> _Aim_
Scan the material and copy every line in which "have" appears.

** Begin Provided data **

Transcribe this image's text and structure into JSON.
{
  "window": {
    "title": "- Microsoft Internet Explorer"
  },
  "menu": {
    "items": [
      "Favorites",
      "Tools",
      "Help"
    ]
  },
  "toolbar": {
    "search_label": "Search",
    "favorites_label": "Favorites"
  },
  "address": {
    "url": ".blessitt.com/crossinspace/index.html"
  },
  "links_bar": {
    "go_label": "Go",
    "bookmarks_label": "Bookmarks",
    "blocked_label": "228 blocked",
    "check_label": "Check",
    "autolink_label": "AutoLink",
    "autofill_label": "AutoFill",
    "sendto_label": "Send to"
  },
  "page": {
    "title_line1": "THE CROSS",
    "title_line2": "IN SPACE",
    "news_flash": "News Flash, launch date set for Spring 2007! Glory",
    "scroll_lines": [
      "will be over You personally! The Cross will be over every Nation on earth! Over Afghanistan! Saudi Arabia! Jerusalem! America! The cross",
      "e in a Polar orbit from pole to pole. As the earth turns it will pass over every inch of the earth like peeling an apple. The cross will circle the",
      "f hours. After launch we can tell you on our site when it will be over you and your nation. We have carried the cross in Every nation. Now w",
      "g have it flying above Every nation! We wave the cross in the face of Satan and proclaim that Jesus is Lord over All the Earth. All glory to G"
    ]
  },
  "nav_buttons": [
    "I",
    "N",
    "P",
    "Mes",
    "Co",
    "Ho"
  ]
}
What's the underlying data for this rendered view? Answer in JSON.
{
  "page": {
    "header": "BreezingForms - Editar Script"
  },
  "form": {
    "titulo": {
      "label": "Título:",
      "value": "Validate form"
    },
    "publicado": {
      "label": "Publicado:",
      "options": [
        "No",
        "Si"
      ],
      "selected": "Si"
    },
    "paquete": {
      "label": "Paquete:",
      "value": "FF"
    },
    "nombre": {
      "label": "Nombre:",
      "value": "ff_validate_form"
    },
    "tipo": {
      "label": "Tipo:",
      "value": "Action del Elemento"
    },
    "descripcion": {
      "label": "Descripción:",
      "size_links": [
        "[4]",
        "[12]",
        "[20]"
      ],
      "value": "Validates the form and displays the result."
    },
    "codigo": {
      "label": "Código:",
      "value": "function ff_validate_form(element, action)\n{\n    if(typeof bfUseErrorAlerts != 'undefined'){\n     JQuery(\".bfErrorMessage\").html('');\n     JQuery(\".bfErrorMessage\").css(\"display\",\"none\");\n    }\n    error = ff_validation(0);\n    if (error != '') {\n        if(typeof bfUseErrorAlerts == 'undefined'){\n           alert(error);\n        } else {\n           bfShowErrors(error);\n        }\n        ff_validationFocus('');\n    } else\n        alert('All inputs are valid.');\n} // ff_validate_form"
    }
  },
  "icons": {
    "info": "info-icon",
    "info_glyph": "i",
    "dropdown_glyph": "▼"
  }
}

** End Provided data **

> _Solution below_
      "f hours. After launch we can tell you on our site when it will be over you and your nation. We have carried the cross in Every nation. Now w",
      "g have it flying above Every nation! We wave the cross in the face of Satan and proclaim that Jesus is Lord over All the Earth. All glory to G"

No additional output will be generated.